From an ethical perspective, covering the coronavirus story is really hard to do well.

The reason for this lies in an inherent conflict between two ethical obligations: the obligation to truth-telling and the obligation not to add unjustifiably to public anxiety.

From the earliest days, when the virus spread rapidly in China and began to cause deaths, a degree of anxiety enveloped the world. This swiftly accelerated into panic as it became clear that, in an age of global connectedness, no country was going to be immune.

In Australia, as elsewhere, this public panic was exemplified by the run on toilet paper.


Read more: Why are people stockpiling toilet paper? We asked four experts


By its nature, the spread of COVID-19 (the disease caused by coronavirus) is the cause of high public anxiety and is not of itself the product of media reporting.

However, some of the coverage is unquestionably adding to that anxiety in a way that is ethically unjustifiable.

The media’s job is to tell the story in the detail necessary for a good public understanding of what is going on. They do this by giving it the prominence justified by its impact on people’s lives and by couching it in language proportional to the risks facing the community.

If that adds to public anxiety, then that is an unavoidable consequence of keeping the public informed. We have already seen what happens if the alternative prevails. When China tried to cover up the seriousness of the first outbreak, precious days were lost in developing a response, and people were denied information they were entitled to have.

All this is easy to say in abstract terms, but what does it mean for the way journalists do their job?

In short, it means the adoption of a triage system to guide editorial decision-making.

The stories we have seen so far fall into three broad categories.

The first and most important are stories containing health advice, information about the spread of the illness, who is at risk, what governments and other authorities are doing in response, what is happening to the economy, and how ordinary life is being disrupted.

The second are less important, though perhaps more entertaining: a fight in a supermarket over toilet paper; people hoarding tinned food.

And the third are rubbish: rank beat-ups and crazy conspiracy theories.

For example, there was a beat-up last week about Qantas passengers being stranded in Singapore because of the virus. Just nonsense. Their plane had a mechanical fault. The story should have been spiked.

And there was Bronwyn Bishop’s unhinged contribution on Sky at night that the Chinese government had unleashed the virus to kill off the weak in their community.

More generally, it is the secondary stories that are likely to add to the panic and tell the least important information. The reason is that they tend to be entertaining rather than informative and therefore likely to be replicated online in contexts where the ethical norms of journalism do not apply.

Newsrooms need to think hard about the play they give these stories – whether to run them at all and, if they do, how much prominence to give them.

The news values known as “consequence” and “significance” need to be prioritised over those of “novelty” and “entertainment”.

(Stored records)
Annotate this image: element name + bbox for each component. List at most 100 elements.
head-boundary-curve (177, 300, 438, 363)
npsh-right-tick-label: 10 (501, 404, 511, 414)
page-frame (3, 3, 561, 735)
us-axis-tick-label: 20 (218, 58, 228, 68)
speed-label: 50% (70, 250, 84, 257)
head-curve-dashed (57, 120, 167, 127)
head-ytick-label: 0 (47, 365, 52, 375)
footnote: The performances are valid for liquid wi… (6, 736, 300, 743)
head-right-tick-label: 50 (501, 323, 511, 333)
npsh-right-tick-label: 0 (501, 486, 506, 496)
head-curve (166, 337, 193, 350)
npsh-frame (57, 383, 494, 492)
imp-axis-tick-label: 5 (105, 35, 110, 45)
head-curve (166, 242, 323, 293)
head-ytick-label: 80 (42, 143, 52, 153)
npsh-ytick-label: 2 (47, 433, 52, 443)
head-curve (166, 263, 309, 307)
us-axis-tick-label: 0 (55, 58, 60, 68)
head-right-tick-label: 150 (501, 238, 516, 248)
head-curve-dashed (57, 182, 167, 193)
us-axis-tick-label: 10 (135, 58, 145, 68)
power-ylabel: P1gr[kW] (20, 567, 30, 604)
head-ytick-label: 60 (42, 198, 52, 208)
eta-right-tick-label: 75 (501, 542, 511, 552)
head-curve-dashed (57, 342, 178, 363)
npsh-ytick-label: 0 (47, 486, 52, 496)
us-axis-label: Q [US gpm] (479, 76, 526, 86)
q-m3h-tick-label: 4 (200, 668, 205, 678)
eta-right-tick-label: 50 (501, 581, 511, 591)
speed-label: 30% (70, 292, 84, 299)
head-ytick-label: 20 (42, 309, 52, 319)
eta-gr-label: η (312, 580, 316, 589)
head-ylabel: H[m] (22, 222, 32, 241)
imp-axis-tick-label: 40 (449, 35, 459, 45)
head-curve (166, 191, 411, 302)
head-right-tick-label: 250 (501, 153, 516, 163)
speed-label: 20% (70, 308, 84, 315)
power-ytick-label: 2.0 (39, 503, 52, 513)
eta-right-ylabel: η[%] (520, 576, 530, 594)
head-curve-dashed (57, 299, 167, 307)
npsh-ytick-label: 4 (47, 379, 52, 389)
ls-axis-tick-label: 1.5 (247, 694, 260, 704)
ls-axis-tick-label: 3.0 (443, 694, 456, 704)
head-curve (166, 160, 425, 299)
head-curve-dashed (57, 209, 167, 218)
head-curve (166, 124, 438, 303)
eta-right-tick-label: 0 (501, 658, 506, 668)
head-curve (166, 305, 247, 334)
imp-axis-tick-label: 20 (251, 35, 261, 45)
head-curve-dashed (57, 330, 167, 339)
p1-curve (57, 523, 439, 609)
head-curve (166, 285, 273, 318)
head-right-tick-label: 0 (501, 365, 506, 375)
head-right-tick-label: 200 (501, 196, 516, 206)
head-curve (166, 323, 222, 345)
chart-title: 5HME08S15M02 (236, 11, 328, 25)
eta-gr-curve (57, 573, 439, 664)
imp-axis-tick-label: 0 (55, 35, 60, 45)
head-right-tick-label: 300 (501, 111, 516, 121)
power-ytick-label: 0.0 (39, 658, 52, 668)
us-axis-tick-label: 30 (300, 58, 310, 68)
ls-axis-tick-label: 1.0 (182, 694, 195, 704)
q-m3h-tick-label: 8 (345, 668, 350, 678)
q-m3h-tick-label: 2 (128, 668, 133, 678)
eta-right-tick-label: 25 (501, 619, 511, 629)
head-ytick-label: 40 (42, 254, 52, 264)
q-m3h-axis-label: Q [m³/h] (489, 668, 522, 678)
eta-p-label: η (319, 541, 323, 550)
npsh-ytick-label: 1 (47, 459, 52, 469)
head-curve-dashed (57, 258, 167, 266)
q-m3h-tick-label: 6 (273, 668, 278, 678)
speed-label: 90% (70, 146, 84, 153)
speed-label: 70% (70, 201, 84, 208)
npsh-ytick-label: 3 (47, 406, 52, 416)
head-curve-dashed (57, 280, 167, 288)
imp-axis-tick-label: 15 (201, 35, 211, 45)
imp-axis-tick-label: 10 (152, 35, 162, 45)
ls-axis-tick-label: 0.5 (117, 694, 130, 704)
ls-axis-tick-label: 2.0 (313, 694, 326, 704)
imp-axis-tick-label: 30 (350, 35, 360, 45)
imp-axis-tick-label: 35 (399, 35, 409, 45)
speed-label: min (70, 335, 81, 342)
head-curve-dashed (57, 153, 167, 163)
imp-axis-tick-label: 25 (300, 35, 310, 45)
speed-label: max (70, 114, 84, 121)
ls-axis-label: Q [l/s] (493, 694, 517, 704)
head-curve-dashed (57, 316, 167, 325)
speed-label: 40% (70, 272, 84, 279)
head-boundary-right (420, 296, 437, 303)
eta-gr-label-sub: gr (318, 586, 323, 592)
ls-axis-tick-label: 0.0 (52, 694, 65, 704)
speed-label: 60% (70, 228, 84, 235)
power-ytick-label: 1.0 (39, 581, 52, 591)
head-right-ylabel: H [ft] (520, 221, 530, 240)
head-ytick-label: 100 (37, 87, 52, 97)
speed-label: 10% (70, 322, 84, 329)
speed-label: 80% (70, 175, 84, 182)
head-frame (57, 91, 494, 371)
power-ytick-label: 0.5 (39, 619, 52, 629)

** Apply what you read **
• a. Answer these questions about the excerpt on coronavirus coverage:
(i) Which two ethical obligations does it say are in conflict?
(ii) What does it say actually stranded the Qantas passengers in Singapore?
(iii) Which news values does it say should be prioritized?
• b. Please write the next part of the excerpt on coronavirus coverage, starting after its final sentence.

** Answer set **
• a.
(i) The obligation to truth-telling and the obligation not to add unjustifiably to public anxiety.
(ii) Their plane had a mechanical fault.
(iii) "Consequence" and "significance," over "novelty" and "entertainment."

• b.
Language also matters. It needs to be proportional to the telling of a truthful account.

If there is confusion, journalists should say so. But is the situation “chaotic”? The further up the rhetorical scale a journalist goes, the likelier it is that they will add unjustifiably to public anxiety.

All this gets harder still when people in public life spread misinformation, as Victorian Health Minister Jenny Mikakos did by making a baseless accusation against Toorak GP Dr Chris Higgins.

The media had to cover this, even though doing so obviously caused Higgins harm. They had to report she said she was “flabbergasted” by Higgins turning up to work “with flu-like symptoms” .

Mikakos is the health minister. What she says carries authority. And she needs to be held to account.

Equally, journalists also had to report Higgins’s response: the fact that he followed all the rules and did not knowingly treat patients while he had COVID-19, as Mikakos implied he did.

And journalists had to report that Higgins received strong backing from his medical colleagues, including the Australian Medical Association (AMA), and that they called on Mikakos to apologise.


Read more: Explainer: what are the Australian government's powers to quarantine people in a coronavirus outbreak?


It is also legitimate for journalists to be asking who told the minister what and when, and how she arrived at the conclusion she did. It is part of the media’s watchdog function. In an atmosphere of high public anxiety, people in authority are rightly held to a high standard of accountability.

No one is saying Mikakos acted in bad faith, but she spread misinformation at a time when she herself is saying the community needs reliable information.

One wit has labelled her handling of the Higgins case #flabbergaslighting.

COVID-19 is a huge story. It directly concerns the health and welfare of the public at large, puts great pressure on public resources, stretches the capacity of governments to respond, disrupts the economy and brings risks that so far are not fully understood. People everywhere are understandably worried.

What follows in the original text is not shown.